Information supplied:
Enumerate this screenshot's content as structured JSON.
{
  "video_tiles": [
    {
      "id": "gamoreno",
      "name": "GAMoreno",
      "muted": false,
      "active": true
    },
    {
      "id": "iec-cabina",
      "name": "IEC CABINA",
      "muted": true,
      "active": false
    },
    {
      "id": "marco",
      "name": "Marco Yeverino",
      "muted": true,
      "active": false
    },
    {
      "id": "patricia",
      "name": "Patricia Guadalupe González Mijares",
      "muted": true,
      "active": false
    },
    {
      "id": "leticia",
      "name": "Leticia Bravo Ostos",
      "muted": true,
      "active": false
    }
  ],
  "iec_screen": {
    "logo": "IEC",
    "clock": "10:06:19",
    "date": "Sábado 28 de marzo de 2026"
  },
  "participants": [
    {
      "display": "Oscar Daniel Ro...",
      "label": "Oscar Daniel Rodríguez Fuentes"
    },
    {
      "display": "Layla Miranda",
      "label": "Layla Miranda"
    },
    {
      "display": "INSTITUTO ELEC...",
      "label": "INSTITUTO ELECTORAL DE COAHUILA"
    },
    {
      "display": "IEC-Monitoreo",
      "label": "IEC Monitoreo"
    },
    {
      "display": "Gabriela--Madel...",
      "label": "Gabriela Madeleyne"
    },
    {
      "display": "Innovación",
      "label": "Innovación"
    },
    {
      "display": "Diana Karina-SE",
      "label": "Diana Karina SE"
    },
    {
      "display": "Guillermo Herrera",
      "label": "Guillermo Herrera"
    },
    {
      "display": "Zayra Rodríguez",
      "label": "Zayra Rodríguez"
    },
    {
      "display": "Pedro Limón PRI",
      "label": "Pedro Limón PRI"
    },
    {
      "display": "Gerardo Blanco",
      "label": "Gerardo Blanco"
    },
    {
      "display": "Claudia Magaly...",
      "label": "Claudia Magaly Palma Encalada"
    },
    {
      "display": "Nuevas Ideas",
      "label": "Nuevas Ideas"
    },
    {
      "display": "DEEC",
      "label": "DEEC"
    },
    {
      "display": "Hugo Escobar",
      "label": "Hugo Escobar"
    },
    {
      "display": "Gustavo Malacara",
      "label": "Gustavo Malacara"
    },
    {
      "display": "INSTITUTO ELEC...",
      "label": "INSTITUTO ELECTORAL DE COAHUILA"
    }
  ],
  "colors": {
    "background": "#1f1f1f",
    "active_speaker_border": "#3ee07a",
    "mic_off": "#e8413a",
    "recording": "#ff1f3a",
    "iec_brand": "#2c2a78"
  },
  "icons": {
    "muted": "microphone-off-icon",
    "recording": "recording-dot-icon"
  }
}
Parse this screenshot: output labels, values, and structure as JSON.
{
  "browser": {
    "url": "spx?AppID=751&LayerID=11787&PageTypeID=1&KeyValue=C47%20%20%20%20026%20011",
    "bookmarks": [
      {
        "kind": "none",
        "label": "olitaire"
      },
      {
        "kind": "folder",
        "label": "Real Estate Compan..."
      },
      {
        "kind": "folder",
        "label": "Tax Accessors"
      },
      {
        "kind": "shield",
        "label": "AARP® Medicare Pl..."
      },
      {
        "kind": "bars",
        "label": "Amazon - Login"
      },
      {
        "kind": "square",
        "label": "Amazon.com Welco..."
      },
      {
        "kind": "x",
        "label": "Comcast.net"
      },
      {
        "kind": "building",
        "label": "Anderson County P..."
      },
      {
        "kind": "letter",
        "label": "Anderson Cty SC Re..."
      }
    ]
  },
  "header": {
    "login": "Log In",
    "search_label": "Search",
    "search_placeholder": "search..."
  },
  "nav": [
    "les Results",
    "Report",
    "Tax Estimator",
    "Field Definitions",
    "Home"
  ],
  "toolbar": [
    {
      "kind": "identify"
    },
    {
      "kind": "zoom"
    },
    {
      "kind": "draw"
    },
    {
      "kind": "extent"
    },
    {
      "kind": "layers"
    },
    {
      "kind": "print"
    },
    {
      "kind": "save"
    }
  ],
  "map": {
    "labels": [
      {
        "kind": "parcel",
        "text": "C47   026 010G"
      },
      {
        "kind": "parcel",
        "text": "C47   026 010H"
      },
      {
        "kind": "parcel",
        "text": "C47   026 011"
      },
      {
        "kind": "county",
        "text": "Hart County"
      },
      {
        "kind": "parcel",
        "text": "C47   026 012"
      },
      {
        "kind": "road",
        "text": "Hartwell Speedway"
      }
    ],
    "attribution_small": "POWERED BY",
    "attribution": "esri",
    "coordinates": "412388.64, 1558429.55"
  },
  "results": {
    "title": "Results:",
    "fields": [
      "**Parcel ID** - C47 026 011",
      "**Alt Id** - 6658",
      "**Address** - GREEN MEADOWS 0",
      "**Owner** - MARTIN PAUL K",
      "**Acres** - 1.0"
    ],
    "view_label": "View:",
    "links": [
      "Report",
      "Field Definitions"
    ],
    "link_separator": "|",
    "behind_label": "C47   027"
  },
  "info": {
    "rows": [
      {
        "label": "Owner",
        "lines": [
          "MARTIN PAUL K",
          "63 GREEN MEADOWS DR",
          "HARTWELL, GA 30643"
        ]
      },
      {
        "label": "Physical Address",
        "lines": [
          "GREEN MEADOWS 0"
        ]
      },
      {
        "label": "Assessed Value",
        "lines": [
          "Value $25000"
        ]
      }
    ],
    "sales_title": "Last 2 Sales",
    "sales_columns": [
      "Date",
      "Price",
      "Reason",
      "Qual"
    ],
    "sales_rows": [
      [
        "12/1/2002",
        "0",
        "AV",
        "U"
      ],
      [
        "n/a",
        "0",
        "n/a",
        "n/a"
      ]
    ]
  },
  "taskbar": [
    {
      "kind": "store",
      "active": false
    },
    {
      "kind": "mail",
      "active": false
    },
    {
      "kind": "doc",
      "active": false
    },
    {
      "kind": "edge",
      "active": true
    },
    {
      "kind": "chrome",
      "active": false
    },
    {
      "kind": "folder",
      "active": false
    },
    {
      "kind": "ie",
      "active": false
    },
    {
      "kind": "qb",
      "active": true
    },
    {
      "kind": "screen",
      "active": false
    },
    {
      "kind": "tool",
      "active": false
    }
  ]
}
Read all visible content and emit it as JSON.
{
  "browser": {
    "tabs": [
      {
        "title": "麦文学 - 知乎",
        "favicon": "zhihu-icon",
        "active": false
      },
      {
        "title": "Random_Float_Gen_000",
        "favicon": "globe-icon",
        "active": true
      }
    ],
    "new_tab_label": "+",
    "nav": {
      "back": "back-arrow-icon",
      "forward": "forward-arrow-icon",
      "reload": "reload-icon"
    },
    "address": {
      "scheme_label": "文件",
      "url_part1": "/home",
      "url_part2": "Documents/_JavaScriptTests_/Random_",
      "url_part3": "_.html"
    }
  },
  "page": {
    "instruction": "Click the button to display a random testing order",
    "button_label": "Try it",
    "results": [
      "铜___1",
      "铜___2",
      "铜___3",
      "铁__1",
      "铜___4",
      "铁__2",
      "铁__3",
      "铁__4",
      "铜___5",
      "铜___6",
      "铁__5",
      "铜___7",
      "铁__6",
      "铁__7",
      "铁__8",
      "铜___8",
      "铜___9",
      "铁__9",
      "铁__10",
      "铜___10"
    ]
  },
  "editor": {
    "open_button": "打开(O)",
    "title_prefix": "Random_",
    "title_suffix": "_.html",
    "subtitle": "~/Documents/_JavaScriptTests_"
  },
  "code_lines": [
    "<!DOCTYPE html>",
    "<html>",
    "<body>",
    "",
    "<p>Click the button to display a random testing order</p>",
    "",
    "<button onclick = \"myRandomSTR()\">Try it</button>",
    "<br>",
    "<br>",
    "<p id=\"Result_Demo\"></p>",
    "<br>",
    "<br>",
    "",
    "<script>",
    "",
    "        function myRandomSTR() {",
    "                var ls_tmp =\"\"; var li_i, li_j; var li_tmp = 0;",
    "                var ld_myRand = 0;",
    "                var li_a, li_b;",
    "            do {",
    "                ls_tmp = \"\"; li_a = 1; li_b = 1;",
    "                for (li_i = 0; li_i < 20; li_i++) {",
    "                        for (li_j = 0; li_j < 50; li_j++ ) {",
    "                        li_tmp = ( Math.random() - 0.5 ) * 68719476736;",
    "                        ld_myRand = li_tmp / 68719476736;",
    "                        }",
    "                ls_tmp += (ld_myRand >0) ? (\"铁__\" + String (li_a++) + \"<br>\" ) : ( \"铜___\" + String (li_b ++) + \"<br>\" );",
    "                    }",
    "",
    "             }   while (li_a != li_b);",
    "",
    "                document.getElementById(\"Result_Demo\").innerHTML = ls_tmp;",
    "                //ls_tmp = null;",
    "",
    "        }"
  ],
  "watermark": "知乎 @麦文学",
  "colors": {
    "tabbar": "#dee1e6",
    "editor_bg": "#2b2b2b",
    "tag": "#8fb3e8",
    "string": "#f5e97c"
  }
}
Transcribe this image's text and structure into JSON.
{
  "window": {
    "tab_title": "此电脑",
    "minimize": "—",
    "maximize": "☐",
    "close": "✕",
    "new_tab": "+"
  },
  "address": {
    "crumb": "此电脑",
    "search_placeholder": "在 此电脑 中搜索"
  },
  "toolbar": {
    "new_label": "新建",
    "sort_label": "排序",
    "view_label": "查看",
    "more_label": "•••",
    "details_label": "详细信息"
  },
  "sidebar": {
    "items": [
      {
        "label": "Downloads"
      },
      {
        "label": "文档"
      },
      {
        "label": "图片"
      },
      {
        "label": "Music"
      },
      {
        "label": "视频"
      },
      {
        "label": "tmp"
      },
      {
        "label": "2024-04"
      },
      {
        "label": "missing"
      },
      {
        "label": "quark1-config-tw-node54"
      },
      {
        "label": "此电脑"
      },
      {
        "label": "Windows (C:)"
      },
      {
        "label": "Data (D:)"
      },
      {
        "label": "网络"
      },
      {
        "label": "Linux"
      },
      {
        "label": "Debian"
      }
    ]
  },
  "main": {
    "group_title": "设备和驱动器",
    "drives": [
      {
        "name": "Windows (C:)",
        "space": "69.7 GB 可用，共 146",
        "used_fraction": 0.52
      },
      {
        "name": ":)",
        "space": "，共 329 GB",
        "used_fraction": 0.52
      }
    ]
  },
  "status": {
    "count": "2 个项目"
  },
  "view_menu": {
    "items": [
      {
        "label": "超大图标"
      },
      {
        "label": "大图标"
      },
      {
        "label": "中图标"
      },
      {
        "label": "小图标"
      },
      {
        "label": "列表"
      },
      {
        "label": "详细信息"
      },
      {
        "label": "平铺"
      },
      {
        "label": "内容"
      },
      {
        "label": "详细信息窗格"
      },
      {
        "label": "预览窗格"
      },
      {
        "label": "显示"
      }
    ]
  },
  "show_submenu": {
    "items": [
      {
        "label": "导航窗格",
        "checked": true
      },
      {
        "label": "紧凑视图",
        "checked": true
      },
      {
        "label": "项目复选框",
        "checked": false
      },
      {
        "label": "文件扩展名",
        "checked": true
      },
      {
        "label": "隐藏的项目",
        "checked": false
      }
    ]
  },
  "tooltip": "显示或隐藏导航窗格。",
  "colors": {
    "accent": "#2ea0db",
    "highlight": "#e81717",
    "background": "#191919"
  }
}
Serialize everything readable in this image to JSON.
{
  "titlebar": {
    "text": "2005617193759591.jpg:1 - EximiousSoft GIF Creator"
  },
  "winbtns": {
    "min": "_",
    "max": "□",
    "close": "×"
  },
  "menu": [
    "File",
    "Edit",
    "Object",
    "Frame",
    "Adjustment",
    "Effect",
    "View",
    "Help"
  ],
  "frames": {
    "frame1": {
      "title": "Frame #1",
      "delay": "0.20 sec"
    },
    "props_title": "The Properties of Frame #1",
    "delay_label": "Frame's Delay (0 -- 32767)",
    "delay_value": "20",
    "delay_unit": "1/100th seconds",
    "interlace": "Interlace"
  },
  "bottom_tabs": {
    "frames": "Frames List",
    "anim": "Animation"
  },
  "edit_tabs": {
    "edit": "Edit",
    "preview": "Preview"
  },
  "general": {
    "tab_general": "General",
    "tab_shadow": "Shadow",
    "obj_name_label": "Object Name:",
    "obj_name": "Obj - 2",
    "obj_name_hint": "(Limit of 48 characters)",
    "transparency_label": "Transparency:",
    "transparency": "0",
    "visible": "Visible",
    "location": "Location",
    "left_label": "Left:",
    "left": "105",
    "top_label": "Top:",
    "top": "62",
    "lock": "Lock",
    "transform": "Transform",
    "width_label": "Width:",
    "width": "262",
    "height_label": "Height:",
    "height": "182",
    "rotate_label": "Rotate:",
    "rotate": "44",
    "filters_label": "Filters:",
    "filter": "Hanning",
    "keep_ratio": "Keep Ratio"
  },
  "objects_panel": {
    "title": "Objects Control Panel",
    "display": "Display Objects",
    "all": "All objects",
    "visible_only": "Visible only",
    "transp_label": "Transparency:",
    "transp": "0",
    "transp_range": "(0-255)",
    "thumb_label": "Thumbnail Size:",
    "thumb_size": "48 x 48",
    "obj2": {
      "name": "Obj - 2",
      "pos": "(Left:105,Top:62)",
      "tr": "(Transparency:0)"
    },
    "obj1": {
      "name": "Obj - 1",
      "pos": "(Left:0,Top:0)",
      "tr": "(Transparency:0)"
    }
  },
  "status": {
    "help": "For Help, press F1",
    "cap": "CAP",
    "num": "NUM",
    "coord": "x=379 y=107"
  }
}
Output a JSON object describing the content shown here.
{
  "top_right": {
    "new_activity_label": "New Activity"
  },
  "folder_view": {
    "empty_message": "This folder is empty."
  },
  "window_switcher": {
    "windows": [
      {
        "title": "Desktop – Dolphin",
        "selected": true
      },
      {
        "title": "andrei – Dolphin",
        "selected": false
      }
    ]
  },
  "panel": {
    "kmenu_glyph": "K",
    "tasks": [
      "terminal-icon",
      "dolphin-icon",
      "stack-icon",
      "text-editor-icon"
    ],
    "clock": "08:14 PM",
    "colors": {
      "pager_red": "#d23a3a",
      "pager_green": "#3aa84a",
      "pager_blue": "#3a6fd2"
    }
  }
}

Aim: In the records, locate each line holding the string "Layla" and copy it.

Task solution:
      "display": "Layla Miranda",
      "label": "Layla Miranda"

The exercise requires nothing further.